▸ **Material provided**
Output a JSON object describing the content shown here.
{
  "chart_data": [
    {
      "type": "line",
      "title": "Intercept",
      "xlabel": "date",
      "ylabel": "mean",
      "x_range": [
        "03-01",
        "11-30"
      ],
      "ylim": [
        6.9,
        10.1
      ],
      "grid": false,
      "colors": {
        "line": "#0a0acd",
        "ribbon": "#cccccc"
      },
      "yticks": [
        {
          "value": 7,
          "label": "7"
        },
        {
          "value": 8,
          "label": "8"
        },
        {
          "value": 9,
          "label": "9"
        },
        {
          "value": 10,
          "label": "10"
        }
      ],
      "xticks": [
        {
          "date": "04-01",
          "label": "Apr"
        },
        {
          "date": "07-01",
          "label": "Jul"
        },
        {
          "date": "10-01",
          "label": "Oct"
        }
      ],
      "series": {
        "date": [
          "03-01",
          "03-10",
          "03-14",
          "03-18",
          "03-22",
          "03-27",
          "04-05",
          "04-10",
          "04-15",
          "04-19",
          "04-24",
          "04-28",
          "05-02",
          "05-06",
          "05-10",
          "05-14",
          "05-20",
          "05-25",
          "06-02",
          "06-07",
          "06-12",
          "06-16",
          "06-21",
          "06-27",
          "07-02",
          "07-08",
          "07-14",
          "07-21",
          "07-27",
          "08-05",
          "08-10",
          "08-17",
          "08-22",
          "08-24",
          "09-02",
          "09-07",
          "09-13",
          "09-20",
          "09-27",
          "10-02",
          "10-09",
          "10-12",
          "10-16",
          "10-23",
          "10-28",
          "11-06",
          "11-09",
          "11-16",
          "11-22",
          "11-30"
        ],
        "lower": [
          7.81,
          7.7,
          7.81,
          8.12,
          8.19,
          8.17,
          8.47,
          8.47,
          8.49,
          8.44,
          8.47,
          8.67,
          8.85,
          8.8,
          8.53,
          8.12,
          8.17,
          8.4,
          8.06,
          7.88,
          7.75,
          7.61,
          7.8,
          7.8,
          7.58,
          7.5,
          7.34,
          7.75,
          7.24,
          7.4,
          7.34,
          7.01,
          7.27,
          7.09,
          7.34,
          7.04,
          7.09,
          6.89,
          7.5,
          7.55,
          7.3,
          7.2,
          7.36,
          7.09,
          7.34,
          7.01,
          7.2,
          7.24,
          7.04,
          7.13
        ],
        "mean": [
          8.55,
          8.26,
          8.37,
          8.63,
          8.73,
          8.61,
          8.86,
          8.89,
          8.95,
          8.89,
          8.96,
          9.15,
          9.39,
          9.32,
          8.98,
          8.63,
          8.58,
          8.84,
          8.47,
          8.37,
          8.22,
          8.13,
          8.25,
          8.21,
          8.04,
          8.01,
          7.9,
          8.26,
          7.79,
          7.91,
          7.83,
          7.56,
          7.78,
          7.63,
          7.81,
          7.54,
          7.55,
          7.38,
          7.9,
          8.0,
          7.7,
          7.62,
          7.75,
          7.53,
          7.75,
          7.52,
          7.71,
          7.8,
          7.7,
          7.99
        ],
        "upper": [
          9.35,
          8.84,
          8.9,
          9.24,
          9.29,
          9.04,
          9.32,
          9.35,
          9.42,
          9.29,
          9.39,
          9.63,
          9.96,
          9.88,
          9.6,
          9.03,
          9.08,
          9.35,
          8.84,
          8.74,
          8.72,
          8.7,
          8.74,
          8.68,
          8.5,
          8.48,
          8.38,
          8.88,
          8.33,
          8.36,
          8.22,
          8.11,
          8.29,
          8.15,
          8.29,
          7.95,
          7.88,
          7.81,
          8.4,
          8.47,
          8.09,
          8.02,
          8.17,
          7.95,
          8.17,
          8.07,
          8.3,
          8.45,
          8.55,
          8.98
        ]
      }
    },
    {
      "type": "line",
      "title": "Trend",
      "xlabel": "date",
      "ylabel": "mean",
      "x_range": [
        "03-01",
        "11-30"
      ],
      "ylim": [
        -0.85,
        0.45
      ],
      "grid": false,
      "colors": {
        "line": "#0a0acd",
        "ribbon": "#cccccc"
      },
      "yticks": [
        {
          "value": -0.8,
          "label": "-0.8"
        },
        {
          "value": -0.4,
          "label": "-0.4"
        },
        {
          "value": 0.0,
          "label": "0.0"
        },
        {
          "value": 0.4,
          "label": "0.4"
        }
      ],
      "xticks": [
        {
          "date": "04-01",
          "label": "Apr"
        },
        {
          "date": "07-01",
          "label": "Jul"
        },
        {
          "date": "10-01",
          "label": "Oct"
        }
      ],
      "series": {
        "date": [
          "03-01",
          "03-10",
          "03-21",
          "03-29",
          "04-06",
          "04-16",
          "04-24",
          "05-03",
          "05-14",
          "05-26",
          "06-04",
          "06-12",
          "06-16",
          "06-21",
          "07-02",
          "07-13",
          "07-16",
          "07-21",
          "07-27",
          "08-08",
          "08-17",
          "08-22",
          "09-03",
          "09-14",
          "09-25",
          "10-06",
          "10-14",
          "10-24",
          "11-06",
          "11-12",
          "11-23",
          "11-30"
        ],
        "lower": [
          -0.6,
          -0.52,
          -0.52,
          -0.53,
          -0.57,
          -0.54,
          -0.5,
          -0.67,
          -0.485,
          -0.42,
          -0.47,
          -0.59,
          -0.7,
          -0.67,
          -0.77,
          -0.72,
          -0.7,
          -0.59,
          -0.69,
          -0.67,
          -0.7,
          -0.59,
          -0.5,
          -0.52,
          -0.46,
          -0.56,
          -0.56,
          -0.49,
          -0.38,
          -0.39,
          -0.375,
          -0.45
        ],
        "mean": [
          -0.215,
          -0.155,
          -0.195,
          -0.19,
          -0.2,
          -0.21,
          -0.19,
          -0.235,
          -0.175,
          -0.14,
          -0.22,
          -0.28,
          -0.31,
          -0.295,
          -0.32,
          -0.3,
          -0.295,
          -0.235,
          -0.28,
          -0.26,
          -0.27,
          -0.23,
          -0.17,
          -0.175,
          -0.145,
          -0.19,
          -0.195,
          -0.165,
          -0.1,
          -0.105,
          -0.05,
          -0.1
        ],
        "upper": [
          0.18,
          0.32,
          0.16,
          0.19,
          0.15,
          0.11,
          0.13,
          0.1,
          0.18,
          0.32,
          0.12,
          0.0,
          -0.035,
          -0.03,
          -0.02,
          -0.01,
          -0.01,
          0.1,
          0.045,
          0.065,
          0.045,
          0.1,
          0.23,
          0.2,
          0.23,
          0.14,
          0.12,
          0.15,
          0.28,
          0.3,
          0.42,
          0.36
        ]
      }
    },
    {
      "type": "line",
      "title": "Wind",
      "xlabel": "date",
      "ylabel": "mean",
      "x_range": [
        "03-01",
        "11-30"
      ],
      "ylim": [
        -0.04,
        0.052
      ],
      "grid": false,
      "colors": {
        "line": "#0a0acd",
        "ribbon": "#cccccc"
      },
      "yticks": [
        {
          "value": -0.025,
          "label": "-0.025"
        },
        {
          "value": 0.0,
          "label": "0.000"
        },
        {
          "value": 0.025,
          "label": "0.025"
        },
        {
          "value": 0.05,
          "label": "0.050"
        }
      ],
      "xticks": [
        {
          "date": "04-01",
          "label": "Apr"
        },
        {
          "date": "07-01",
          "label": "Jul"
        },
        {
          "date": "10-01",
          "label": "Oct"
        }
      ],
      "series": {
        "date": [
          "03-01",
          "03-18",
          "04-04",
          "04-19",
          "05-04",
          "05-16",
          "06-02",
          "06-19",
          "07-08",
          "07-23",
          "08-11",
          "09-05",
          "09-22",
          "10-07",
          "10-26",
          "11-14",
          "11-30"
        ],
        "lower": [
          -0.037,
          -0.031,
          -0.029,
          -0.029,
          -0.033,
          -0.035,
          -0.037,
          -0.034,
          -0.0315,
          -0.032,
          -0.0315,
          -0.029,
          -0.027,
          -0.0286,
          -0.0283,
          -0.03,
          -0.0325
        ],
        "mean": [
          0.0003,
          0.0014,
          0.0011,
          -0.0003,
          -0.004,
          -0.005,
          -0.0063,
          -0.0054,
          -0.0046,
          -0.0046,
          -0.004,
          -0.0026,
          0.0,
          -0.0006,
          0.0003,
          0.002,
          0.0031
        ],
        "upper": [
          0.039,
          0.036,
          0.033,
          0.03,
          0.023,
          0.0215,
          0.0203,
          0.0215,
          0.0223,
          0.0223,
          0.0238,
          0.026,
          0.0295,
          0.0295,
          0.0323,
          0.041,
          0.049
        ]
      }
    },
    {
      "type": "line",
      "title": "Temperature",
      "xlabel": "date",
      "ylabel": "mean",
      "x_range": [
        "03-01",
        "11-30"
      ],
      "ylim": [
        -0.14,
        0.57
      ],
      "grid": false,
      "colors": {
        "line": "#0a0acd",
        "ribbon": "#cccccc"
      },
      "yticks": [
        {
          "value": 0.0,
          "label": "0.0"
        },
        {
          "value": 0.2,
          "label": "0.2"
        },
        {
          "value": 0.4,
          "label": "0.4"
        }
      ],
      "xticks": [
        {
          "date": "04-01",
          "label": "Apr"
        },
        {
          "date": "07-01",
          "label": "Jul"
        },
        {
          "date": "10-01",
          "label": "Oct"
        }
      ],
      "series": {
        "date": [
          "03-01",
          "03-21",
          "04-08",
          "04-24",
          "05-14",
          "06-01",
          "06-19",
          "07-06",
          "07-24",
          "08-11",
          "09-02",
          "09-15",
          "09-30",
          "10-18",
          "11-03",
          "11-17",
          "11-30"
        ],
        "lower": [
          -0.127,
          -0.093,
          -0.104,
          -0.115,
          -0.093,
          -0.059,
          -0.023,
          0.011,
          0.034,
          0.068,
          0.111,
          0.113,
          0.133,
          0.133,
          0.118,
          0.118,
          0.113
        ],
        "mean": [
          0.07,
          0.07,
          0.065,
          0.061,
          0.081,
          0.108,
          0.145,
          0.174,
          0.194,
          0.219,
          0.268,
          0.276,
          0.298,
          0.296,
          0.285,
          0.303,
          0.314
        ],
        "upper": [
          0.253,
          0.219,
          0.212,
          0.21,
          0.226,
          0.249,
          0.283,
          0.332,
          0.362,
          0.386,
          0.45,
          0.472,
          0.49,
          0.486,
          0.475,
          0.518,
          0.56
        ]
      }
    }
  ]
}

▸ **Problem details**
In the records above, find each line that holds the word "title"; copy all such lines.

▸ **Written solution**
      "title": "Intercept",
      "title": "Trend",
      "title": "Wind",
      "title": "Temperature",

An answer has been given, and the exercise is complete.